== Data excerpts ==

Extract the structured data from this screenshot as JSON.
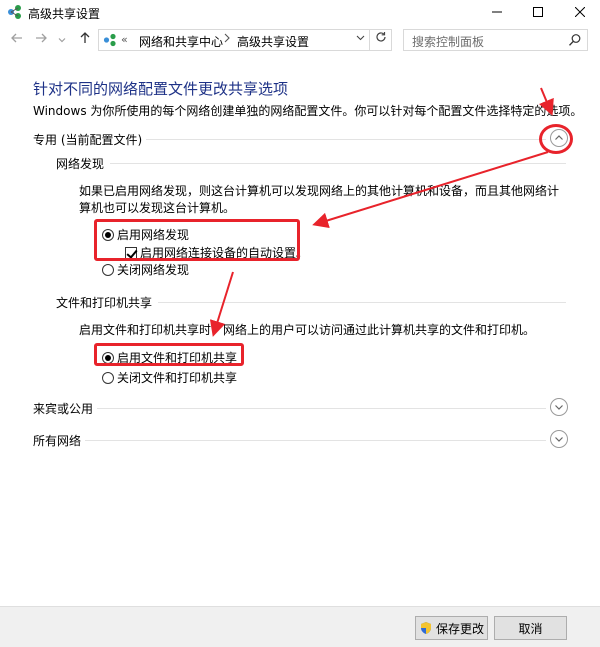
{
  "window": {
    "title": "高级共享设置"
  },
  "address": {
    "chevrons": "«",
    "crumbs": [
      "网络和共享中心",
      "高级共享设置"
    ],
    "search_placeholder": "搜索控制面板"
  },
  "page": {
    "title": "针对不同的网络配置文件更改共享选项",
    "description": "Windows 为你所使用的每个网络创建单独的网络配置文件。你可以针对每个配置文件选择特定的选项。"
  },
  "sections": {
    "private": {
      "label": "专用 (当前配置文件)",
      "network_discovery": {
        "heading": "网络发现",
        "description": "如果已启用网络发现，则这台计算机可以发现网络上的其他计算机和设备，而且其他网络计算机也可以发现这台计算机。",
        "on_label": "启用网络发现",
        "auto_setup_label": "启用网络连接设备的自动设置。",
        "off_label": "关闭网络发现"
      },
      "file_printer": {
        "heading": "文件和打印机共享",
        "description": "启用文件和打印机共享时，网络上的用户可以访问通过此计算机共享的文件和打印机。",
        "on_label": "启用文件和打印机共享",
        "off_label": "关闭文件和打印机共享"
      }
    },
    "guest": {
      "label": "来宾或公用"
    },
    "all": {
      "label": "所有网络"
    }
  },
  "footer": {
    "save_label": "保存更改",
    "cancel_label": "取消"
  },
  "colors": {
    "title_blue": "#1e3287",
    "annotation_red": "#e8232b"
  }
}
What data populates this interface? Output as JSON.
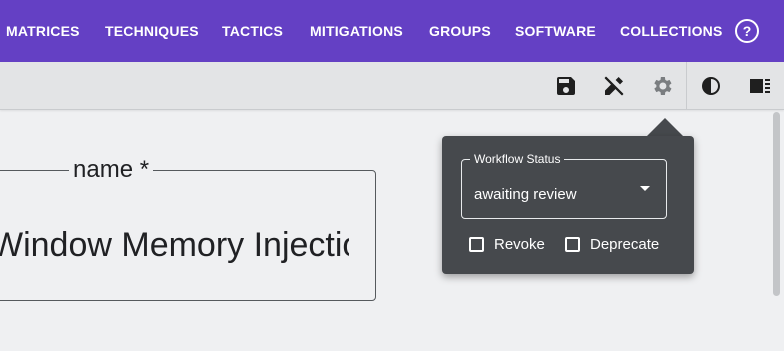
{
  "nav": {
    "items": [
      {
        "label": "MATRICES"
      },
      {
        "label": "TECHNIQUES"
      },
      {
        "label": "TACTICS"
      },
      {
        "label": "MITIGATIONS"
      },
      {
        "label": "GROUPS"
      },
      {
        "label": "SOFTWARE"
      },
      {
        "label": "COLLECTIONS"
      }
    ],
    "help_icon": "?"
  },
  "toolbar": {
    "icons": [
      "save-icon",
      "edit-off-icon",
      "gear-icon",
      "contrast-icon",
      "sidebar-toggle-icon"
    ]
  },
  "name_field": {
    "label": "name *",
    "value": "Window Memory Injection"
  },
  "workflow_popover": {
    "status_label": "Workflow Status",
    "status_value": "awaiting review",
    "revoke_label": "Revoke",
    "deprecate_label": "Deprecate"
  },
  "colors": {
    "nav_background": "#6440c4",
    "popover_background": "#46494d",
    "page_background": "#eff0f2"
  }
}
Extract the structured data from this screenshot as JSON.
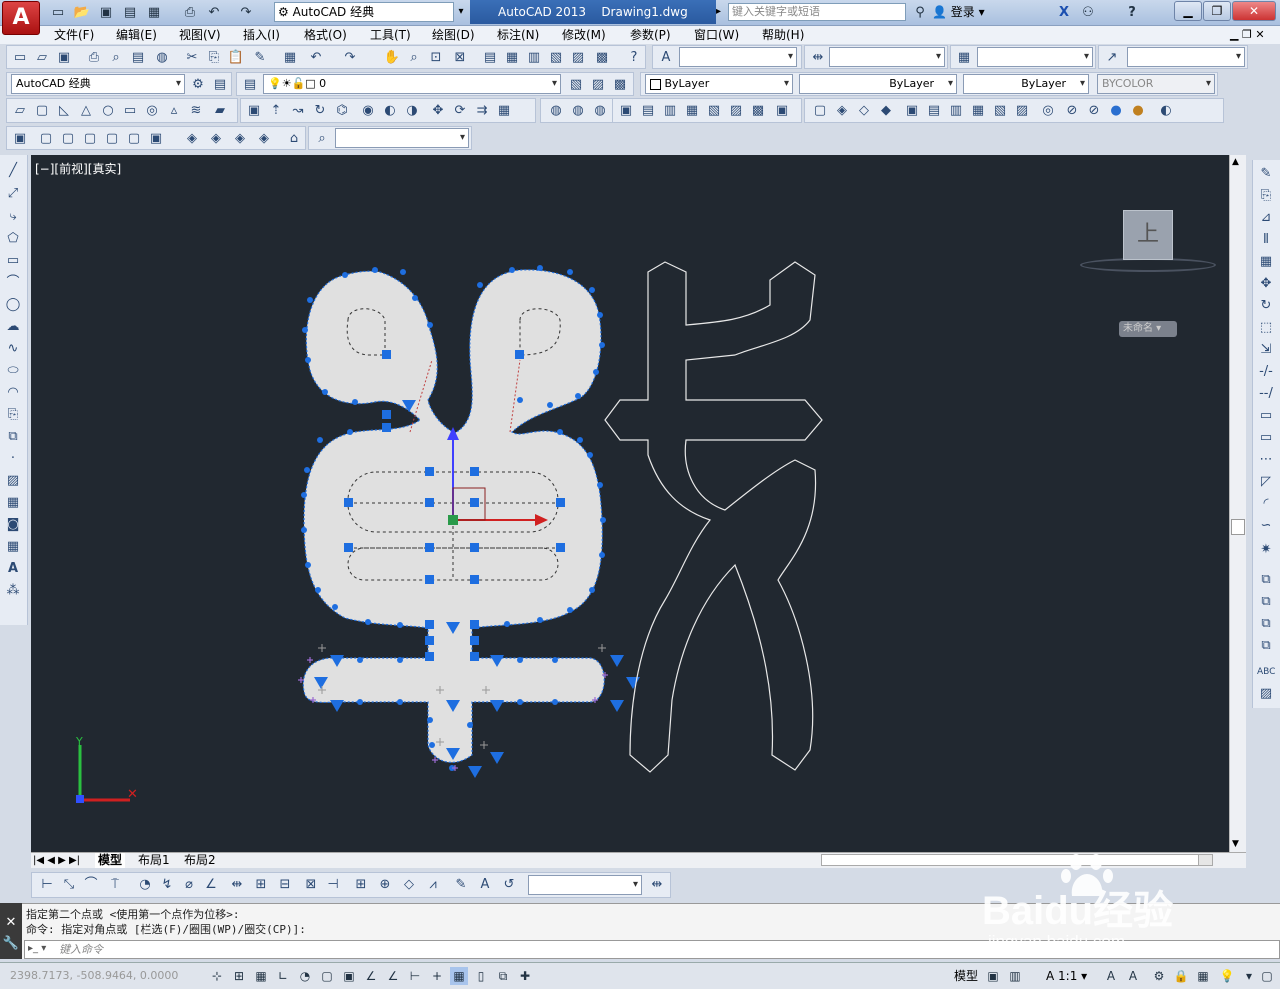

===

**Task to carry out**.
Of the lines in the data above, how many contain the word "description"? Give only that figure.

**Written solution**.
3